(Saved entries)
= = = = =

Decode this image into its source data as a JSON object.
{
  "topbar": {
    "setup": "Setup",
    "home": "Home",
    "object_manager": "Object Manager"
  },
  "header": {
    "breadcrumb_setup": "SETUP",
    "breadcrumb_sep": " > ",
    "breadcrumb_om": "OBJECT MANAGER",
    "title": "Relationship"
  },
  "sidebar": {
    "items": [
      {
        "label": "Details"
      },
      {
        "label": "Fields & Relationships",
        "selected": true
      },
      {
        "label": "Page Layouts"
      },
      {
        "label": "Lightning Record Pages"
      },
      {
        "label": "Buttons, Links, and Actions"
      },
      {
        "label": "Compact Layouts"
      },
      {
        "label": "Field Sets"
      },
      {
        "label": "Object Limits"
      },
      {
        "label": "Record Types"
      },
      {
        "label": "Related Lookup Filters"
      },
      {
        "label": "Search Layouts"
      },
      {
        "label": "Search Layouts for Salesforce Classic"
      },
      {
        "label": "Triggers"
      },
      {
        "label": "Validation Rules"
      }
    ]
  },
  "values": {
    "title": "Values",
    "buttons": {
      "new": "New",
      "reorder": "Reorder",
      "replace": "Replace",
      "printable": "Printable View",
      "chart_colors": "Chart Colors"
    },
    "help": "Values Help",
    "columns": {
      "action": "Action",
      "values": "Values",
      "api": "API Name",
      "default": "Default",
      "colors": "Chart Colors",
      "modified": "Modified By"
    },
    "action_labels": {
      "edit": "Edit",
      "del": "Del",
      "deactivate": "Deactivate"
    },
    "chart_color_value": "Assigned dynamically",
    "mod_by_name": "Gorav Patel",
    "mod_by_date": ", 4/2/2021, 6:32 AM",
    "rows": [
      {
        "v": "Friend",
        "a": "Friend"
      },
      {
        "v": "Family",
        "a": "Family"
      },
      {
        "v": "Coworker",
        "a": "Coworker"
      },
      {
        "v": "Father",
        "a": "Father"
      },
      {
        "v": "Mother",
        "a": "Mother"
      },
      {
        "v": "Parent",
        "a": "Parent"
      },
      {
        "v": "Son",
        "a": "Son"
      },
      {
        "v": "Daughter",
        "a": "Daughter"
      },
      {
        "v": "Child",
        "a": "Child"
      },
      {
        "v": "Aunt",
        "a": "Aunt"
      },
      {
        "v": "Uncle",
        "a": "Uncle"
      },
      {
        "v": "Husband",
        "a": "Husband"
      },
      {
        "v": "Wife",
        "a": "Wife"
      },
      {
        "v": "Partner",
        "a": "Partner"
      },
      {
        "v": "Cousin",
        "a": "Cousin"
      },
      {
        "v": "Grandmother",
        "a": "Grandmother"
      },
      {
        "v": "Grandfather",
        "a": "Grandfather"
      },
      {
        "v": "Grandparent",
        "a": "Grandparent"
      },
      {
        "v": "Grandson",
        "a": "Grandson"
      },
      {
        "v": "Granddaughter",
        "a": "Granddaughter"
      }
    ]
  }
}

= = = = =

--- WHAT THE TASK REQUIRES ---
Reproduce the records word for word.

--- SOLUTION ---
Decode this image into its source data as a JSON object.
{
  "topbar": {
    "setup": "Setup",
    "home": "Home",
    "object_manager": "Object Manager"
  },
  "header": {
    "breadcrumb_setup": "SETUP",
    "breadcrumb_sep": " > ",
    "breadcrumb_om": "OBJECT MANAGER",
    "title": "Relationship"
  },
  "sidebar": {
    "items": [
      {
        "label": "Details"
      },
      {
        "label": "Fields & Relationships",
        "selected": true
      },
      {
        "label": "Page Layouts"
      },
      {
        "label": "Lightning Record Pages"
      },
      {
        "label": "Buttons, Links, and Actions"
      },
      {
        "label": "Compact Layouts"
      },
      {
        "label": "Field Sets"
      },
      {
        "label": "Object Limits"
      },
      {
        "label": "Record Types"
      },
      {
        "label": "Related Lookup Filters"
      },
      {
        "label": "Search Layouts"
      },
      {
        "label": "Search Layouts for Salesforce Classic"
      },
      {
        "label": "Triggers"
      },
      {
        "label": "Validation Rules"
      }
    ]
  },
  "values": {
    "title": "Values",
    "buttons": {
      "new": "New",
      "reorder": "Reorder",
      "replace": "Replace",
      "printable": "Printable View",
      "chart_colors": "Chart Colors"
    },
    "help": "Values Help",
    "columns": {
      "action": "Action",
      "values": "Values",
      "api": "API Name",
      "default": "Default",
      "colors": "Chart Colors",
      "modified": "Modified By"
    },
    "action_labels": {
      "edit": "Edit",
      "del": "Del",
      "deactivate": "Deactivate"
    },
    "chart_color_value": "Assigned dynamically",
    "mod_by_name": "Gorav Patel",
    "mod_by_date": ", 4/2/2021, 6:32 AM",
    "rows": [
      {
        "v": "Friend",
        "a": "Friend"
      },
      {
        "v": "Family",
        "a": "Family"
      },
      {
        "v": "Coworker",
        "a": "Coworker"
      },
      {
        "v": "Father",
        "a": "Father"
      },
      {
        "v": "Mother",
        "a": "Mother"
      },
      {
        "v": "Parent",
        "a": "Parent"
      },
      {
        "v": "Son",
        "a": "Son"
      },
      {
        "v": "Daughter",
        "a": "Daughter"
      },
      {
        "v": "Child",
        "a": "Child"
      },
      {
        "v": "Aunt",
        "a": "Aunt"
      },
      {
        "v": "Uncle",
        "a": "Uncle"
      },
      {
        "v": "Husband",
        "a": "Husband"
      },
      {
        "v": "Wife",
        "a": "Wife"
      },
      {
        "v": "Partner",
        "a": "Partner"
      },
      {
        "v": "Cousin",
        "a": "Cousin"
      },
      {
        "v": "Grandmother",
        "a": "Grandmother"
      },
      {
        "v": "Grandfather",
        "a": "Grandfather"
      },
      {
        "v": "Grandparent",
        "a": "Grandparent"
      },
      {
        "v": "Grandson",
        "a": "Grandson"
      },
      {
        "v": "Granddaughter",
        "a": "Granddaughter"
      }
    ]
  }
}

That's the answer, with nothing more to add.